Aim: Update the lines starting with the line containing "panel1-colorbar-box xyxy=(140,319,153,333)" and going on through the line containing "panel3-colorbar-tick: -0.1 xyxy=(515,574,531,585)" by changing "dimensionless" to "unitless", leaving everything else as it is. Return only those lines.

Extracted data:
* start *

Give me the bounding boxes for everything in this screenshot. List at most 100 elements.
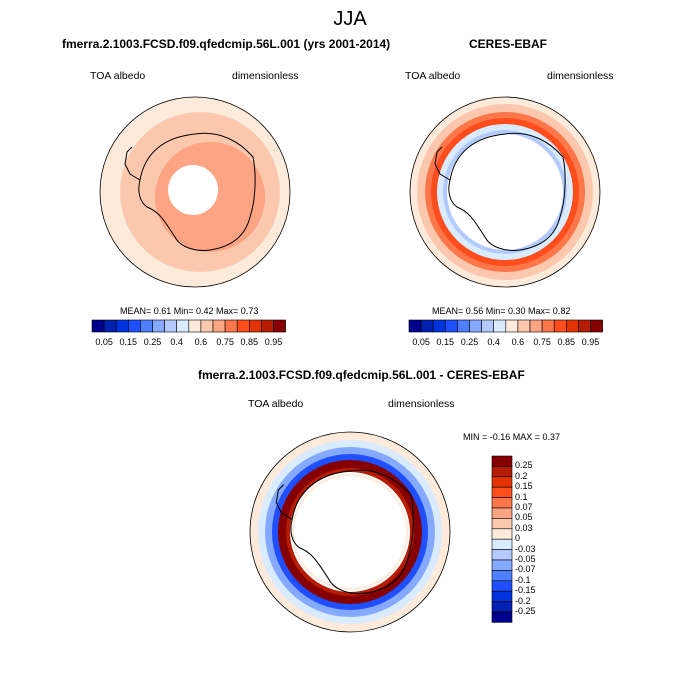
panel1-colorbar-box xyxy=(140,319,153,333)
panel1-units-label: dimensionless xyxy=(232,70,299,82)
panel3-colorbar-tick: -0.05 xyxy=(515,554,536,564)
panel2-colorbar-box xyxy=(457,319,470,333)
panel1-colorbar-tick: 0.85 xyxy=(240,337,259,347)
panel1-colorbar-box xyxy=(188,319,202,333)
panel3-colorbar-box xyxy=(491,611,513,623)
panel1-colorbar-box xyxy=(115,319,129,333)
panel2-variable-label: TOA albedo xyxy=(405,70,461,82)
map-ceres-coastline xyxy=(434,132,566,251)
panel3-colorbar-tick: -0.03 xyxy=(515,543,536,554)
panel1-colorbar-box xyxy=(261,319,274,333)
panel3-colorbar-tick: -0.1 xyxy=(515,574,531,585)
map-model-contour-3 xyxy=(168,165,218,215)
panel1-colorbar-box xyxy=(176,319,190,333)
panel1-colorbar-tick: 0.95 xyxy=(264,337,283,347)
panel3-colorbar-tick: 0.07 xyxy=(515,502,533,512)
map-ceres-contour-6 xyxy=(447,134,563,250)
panel2-colorbar-box xyxy=(590,319,603,333)
panel2-title: CERES-EBAF xyxy=(469,37,548,51)
panel3-variable-label: TOA albedo xyxy=(248,398,304,410)
panel3-colorbar-tick: -0.2 xyxy=(515,595,531,606)
panel1-colorbar-tick: 0.75 xyxy=(216,337,234,347)
panel3-colorbar-tick: 0.03 xyxy=(515,522,533,533)
panel2-colorbar-box xyxy=(444,319,458,333)
panel2-colorbar-box xyxy=(541,319,555,333)
panel3-colorbar-box xyxy=(491,538,513,550)
panel1-colorbar-box xyxy=(224,319,238,333)
panel3-units-label: dimensionless xyxy=(388,398,455,410)
panel2-colorbar-tick: 0.95 xyxy=(581,337,600,347)
map-difference-coastline xyxy=(275,469,414,595)
panel3-colorbar-tick: 0.15 xyxy=(515,481,533,492)
panel3-colorbar-tick: 0 xyxy=(515,533,521,544)
panel2-colorbar-box xyxy=(469,319,482,333)
panel3-colorbar-box xyxy=(491,497,513,509)
panel3-colorbar-box xyxy=(491,580,513,592)
map-ceres-boundary xyxy=(409,96,601,288)
panel1-colorbar-box xyxy=(273,319,286,333)
panel1-stats: MEAN= 0.61 Min= 0.42 Max= 0.73 xyxy=(120,306,259,316)
panel3-colorbar-box xyxy=(491,455,513,467)
panel3-colorbar-box xyxy=(491,601,513,613)
panel1-colorbar-tick: 0.25 xyxy=(143,337,162,347)
panel2-colorbar-tick: 0.25 xyxy=(460,337,479,347)
panel3-colorbar-tick: -0.25 xyxy=(515,606,536,616)
panel2-colorbar-box xyxy=(408,319,422,333)
panel2-colorbar-box xyxy=(517,319,531,333)
panel3-colorbar-box xyxy=(491,570,513,582)
map-model-boundary xyxy=(99,96,291,288)
map-difference-contour-8 xyxy=(294,476,406,588)
panel1-variable-label: TOA albedo xyxy=(90,70,146,82)
panel1-colorbar-box xyxy=(128,319,141,333)
panel2-colorbar-tick: 0.85 xyxy=(557,337,576,347)
panel1-colorbar-box xyxy=(236,319,250,333)
panel2-colorbar-box xyxy=(505,319,519,333)
panel1-colorbar-box xyxy=(249,319,262,333)
panel2-colorbar-box xyxy=(420,319,434,333)
panel2-colorbar-tick: 0.15 xyxy=(436,337,455,347)
panel3-colorbar-tick: 0.25 xyxy=(515,460,533,471)
panel2-colorbar-tick: 0.6 xyxy=(511,337,525,347)
panel3-colorbar-tick: -0.15 xyxy=(515,585,536,596)
panel2-colorbar-box xyxy=(565,319,579,333)
panel1-colorbar-tick: 0.4 xyxy=(170,337,183,347)
panel3-colorbar-box xyxy=(491,466,513,478)
panel3-stats: MIN = -0.16 MAX = 0.37 xyxy=(463,432,561,442)
panel1-colorbar-box xyxy=(91,319,105,333)
panel2-colorbar-tick: 0.75 xyxy=(533,337,551,347)
panel1-colorbar-tick: 0.6 xyxy=(194,337,208,347)
panel2-colorbar-tick: 0.05 xyxy=(412,337,430,347)
panel1-colorbar-box xyxy=(164,319,178,333)
panel2-colorbar-box xyxy=(493,319,507,333)
panel3-colorbar-box xyxy=(491,518,513,530)
panel3-colorbar-tick: 0.2 xyxy=(515,470,528,481)
panel3-title: fmerra.2.1003.FCSD.f09.qfedcmip.56L.001 … xyxy=(198,368,525,382)
panel2-colorbar-box xyxy=(578,319,591,333)
panel3-colorbar-box xyxy=(491,507,513,519)
map-difference-boundary xyxy=(249,431,451,633)
panel1-colorbar-box xyxy=(152,319,165,333)
panel1-colorbar-box xyxy=(200,319,214,333)
panel3-colorbar-box xyxy=(491,528,513,540)
panel1-colorbar-box xyxy=(103,319,117,333)
panel3-colorbar-box xyxy=(491,486,513,498)
panel1-colorbar-tick: 0.05 xyxy=(95,337,113,347)
panel2-units-label: dimensionless xyxy=(547,70,614,82)
panel3-colorbar-box xyxy=(491,549,513,561)
panel3-colorbar-box xyxy=(491,590,513,602)
panel3-colorbar-box xyxy=(491,476,513,488)
panel2-colorbar-tick: 0.4 xyxy=(487,337,500,347)
panel2-colorbar-box xyxy=(481,319,495,333)
panel2-colorbar-box xyxy=(553,319,567,333)
panel1-colorbar-tick: 0.15 xyxy=(119,337,138,347)
panel2-colorbar-box xyxy=(432,319,446,333)
figure-title: JJA xyxy=(333,8,367,30)
panel1-colorbar-box xyxy=(212,319,226,333)
panel2-stats: MEAN= 0.56 Min= 0.30 Max= 0.82 xyxy=(432,306,571,316)
panel3-colorbar-tick: -0.07 xyxy=(515,564,536,575)
panel3-colorbar-tick: 0.05 xyxy=(515,512,533,523)
panel1-title: fmerra.2.1003.FCSD.f09.qfedcmip.56L.001 … xyxy=(62,37,391,51)
panel3-colorbar-tick: 0.1 xyxy=(515,491,528,502)
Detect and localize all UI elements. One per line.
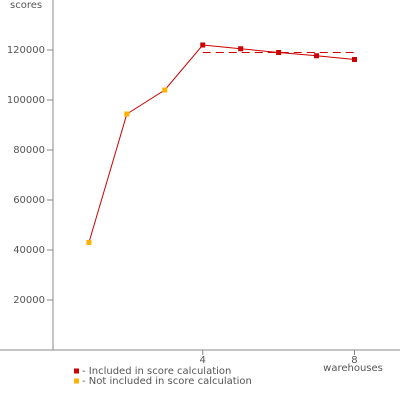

* end *

Correct result:
panel1-colorbar-box xyxy=(140,319,153,333)
panel1-units-label: unitless xyxy=(232,70,299,82)
panel3-colorbar-tick: -0.05 xyxy=(515,554,536,564)
panel2-colorbar-box xyxy=(457,319,470,333)
panel1-colorbar-tick: 0.85 xyxy=(240,337,259,347)
panel1-colorbar-box xyxy=(188,319,202,333)
panel3-colorbar-box xyxy=(491,611,513,623)
panel1-colorbar-box xyxy=(115,319,129,333)
panel2-variable-label: TOA albedo xyxy=(405,70,461,82)
map-ceres-coastline xyxy=(434,132,566,251)
panel3-colorbar-tick: -0.03 xyxy=(515,543,536,554)
panel1-colorbar-box xyxy=(261,319,274,333)
panel3-colorbar-tick: -0.1 xyxy=(515,574,531,585)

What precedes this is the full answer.